**What is expected:** Single out the lines of the material that contain "document" and copy them.

>> START

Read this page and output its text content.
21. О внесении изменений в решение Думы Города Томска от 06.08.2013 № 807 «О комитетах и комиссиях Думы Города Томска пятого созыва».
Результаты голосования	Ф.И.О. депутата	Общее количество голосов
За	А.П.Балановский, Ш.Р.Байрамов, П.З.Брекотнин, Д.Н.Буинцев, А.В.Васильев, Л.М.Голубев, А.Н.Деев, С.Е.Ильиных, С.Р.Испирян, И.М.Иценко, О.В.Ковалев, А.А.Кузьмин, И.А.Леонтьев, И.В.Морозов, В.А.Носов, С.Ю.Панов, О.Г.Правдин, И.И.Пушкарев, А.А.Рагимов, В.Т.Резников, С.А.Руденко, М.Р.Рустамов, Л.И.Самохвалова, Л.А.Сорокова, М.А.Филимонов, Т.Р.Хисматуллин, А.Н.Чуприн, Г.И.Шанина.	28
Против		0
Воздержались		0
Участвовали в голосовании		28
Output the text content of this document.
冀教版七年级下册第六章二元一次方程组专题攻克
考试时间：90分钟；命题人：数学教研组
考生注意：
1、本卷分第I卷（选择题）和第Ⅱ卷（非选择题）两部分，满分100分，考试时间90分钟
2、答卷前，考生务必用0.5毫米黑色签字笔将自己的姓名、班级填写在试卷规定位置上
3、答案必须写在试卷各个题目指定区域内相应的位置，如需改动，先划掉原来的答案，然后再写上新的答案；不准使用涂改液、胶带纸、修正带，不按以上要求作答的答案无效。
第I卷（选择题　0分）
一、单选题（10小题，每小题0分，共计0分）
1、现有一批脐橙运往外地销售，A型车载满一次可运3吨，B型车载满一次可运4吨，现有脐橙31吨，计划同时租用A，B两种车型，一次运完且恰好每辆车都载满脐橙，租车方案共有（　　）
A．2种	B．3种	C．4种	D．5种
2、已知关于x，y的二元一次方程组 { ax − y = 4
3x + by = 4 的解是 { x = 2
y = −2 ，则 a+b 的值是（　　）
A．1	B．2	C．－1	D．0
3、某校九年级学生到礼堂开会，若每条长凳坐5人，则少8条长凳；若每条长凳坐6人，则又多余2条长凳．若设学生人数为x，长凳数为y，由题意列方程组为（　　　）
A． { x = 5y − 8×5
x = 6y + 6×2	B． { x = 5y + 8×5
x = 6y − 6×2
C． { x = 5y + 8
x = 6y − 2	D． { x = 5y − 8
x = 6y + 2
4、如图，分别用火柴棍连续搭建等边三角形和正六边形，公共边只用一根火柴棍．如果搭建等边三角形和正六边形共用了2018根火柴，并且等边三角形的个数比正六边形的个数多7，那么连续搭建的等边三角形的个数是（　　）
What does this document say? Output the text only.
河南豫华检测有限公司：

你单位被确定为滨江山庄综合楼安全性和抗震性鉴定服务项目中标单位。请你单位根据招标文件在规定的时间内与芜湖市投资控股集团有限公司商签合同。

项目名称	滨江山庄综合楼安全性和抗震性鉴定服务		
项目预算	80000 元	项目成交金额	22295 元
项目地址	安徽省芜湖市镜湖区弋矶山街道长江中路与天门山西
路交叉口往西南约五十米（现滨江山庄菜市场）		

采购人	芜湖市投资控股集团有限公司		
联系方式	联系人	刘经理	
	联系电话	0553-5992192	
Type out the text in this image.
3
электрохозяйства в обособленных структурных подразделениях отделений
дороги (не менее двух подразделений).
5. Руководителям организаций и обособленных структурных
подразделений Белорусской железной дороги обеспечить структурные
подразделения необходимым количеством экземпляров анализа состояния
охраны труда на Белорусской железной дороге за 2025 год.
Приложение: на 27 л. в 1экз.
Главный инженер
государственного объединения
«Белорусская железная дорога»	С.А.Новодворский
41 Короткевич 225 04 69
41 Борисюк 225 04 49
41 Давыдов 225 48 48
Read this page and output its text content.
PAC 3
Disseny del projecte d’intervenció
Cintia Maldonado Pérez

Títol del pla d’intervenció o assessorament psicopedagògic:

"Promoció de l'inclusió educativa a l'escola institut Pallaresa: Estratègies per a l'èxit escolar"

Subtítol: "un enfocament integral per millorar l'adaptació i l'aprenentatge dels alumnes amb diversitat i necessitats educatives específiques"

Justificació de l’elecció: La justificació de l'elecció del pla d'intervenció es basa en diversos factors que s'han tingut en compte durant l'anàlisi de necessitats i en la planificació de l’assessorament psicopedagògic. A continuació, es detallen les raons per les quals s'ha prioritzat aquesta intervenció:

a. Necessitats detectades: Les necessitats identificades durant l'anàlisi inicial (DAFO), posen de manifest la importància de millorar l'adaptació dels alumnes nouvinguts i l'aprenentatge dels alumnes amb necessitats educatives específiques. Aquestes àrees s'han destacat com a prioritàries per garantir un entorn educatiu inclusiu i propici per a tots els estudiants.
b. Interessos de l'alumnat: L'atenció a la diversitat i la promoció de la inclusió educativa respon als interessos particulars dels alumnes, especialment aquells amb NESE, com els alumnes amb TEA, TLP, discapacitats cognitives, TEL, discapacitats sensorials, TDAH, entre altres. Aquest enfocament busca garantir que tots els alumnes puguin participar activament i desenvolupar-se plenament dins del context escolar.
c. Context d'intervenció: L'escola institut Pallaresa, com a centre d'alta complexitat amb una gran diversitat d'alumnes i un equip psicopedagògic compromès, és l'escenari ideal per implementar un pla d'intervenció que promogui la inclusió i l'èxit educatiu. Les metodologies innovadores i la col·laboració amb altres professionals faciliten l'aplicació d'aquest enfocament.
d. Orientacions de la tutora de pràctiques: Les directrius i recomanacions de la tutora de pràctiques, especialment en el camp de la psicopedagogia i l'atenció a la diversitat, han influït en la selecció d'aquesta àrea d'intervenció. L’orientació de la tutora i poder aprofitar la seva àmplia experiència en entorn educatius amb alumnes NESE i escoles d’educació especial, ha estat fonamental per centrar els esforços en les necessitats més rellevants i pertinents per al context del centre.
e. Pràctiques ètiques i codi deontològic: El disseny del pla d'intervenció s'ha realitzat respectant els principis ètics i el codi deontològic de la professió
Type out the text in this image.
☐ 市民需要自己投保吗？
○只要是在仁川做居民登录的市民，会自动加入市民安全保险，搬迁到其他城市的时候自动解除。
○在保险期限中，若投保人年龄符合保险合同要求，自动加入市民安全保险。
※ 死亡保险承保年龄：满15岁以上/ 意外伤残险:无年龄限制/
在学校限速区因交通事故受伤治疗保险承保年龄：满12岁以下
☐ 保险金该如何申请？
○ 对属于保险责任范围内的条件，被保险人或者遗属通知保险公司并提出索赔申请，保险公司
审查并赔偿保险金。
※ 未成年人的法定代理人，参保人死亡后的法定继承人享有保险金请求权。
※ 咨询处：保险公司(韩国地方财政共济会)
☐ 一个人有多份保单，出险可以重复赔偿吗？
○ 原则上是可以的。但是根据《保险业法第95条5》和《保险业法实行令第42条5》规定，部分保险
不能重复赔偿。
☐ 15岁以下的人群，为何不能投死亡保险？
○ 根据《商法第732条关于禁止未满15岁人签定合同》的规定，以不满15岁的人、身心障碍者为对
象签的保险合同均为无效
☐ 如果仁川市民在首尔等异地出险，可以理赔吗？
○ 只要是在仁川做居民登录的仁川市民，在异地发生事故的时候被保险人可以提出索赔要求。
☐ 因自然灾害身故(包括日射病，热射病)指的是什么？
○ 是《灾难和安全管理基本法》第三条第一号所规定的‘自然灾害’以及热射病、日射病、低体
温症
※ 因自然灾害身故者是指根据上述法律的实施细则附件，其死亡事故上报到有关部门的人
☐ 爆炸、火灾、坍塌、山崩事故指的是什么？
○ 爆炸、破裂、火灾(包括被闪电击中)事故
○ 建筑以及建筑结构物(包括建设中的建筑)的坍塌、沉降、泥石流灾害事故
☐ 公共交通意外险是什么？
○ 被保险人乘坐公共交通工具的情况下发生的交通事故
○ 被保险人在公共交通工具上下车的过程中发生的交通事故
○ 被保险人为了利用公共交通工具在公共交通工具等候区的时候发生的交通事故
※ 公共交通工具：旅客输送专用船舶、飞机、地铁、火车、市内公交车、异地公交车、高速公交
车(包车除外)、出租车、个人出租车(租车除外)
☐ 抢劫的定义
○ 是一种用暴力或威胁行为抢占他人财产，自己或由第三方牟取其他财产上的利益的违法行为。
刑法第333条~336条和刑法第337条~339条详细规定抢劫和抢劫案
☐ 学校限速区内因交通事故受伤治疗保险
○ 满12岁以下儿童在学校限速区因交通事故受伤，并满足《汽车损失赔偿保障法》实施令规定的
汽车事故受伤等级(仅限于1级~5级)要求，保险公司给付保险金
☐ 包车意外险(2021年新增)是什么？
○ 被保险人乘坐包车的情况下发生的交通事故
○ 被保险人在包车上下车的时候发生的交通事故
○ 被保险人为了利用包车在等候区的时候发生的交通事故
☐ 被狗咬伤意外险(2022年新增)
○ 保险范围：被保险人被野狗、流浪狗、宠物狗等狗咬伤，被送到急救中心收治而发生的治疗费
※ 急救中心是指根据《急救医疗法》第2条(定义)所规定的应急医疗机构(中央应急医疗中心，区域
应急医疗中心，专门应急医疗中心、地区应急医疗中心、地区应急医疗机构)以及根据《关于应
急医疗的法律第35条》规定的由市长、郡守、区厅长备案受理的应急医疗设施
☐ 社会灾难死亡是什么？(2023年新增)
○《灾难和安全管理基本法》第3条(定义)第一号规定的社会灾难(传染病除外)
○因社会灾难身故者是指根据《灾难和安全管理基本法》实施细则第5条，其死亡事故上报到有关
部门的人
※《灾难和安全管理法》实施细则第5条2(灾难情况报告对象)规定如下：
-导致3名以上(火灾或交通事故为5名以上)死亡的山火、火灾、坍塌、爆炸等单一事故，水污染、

>> END

**Full response:**
Output the text content of this document.
What does this document say? Output the text only.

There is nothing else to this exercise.